▶ **Recorded information**:
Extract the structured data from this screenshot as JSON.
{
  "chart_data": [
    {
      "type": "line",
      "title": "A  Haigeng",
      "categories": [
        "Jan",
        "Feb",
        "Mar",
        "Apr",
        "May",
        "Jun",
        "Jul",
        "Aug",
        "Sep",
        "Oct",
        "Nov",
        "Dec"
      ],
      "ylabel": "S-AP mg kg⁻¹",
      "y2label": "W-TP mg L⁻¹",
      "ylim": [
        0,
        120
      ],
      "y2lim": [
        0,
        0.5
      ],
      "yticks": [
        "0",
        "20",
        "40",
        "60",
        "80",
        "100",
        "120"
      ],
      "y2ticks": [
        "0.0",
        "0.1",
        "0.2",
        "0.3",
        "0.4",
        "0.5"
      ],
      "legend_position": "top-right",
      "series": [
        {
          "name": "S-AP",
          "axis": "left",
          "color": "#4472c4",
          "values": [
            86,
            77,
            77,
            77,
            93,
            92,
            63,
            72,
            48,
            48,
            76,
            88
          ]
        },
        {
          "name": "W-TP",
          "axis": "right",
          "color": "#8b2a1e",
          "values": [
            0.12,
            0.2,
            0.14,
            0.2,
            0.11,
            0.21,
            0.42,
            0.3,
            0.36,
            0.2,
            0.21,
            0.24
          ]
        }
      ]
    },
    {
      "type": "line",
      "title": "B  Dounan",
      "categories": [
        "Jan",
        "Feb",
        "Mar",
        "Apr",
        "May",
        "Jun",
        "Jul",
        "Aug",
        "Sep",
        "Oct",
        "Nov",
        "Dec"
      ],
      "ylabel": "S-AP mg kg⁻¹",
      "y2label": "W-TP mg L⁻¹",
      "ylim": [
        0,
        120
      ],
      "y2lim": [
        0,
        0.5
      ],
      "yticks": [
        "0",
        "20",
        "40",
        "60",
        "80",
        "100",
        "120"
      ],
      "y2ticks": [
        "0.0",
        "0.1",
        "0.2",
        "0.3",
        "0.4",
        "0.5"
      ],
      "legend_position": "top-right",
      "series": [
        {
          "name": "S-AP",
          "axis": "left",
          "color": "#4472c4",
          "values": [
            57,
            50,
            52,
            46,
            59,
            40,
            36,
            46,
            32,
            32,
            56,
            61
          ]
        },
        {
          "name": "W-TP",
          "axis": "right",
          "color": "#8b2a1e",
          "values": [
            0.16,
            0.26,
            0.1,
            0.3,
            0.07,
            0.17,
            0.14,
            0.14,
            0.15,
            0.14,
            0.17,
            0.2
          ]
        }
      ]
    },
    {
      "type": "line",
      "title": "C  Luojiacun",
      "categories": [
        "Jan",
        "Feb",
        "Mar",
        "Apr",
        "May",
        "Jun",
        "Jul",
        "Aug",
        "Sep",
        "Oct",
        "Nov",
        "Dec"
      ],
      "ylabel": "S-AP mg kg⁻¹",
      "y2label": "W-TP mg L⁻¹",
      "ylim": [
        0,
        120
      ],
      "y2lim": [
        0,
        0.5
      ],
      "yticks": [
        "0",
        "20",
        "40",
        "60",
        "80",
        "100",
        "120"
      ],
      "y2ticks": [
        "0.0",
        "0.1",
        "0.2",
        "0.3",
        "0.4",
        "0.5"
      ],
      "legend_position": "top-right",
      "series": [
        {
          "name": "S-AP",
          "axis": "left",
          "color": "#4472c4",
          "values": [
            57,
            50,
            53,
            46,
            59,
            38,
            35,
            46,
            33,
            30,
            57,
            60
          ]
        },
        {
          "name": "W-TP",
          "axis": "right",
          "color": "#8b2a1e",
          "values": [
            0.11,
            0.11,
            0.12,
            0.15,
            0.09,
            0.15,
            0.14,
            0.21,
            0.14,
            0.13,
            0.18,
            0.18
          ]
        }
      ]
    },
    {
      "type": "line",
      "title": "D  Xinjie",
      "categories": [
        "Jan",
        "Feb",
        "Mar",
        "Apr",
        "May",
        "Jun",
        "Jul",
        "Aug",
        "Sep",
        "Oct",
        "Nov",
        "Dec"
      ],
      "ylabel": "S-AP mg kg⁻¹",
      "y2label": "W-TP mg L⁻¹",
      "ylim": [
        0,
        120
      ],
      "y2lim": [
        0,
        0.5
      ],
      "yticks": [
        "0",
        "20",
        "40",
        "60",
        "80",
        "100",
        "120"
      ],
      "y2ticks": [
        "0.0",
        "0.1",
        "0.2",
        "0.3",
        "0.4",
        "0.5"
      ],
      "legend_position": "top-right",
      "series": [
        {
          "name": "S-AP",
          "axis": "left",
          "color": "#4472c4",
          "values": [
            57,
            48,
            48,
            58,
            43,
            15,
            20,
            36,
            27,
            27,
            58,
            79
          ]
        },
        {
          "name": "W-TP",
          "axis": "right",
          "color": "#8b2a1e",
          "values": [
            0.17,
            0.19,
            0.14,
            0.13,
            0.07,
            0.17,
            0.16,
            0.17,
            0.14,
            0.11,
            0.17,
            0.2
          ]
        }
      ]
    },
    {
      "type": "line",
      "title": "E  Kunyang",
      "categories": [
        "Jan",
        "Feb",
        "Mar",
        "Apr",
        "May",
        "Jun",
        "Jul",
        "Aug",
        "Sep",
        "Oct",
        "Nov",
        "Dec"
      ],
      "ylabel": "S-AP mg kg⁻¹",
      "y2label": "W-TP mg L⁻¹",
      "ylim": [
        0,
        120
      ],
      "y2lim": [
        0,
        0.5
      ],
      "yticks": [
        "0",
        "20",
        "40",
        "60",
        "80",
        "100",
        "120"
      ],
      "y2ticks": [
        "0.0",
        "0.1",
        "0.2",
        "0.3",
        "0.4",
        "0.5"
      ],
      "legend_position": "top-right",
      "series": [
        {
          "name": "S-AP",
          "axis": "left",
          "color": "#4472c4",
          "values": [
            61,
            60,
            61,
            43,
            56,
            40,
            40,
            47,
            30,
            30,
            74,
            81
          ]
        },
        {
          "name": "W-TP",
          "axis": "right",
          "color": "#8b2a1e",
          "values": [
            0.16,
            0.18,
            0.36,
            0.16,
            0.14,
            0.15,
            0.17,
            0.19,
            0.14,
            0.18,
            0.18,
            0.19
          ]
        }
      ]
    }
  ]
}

▶ **Given request**: Filter out every line that lacks the word "title", and copy the rest.

▶ **Finished task**:
      "title": "A  Haigeng",
      "title": "B  Dounan",
      "title": "C  Luojiacun",
      "title": "D  Xinjie",
      "title": "E  Kunyang",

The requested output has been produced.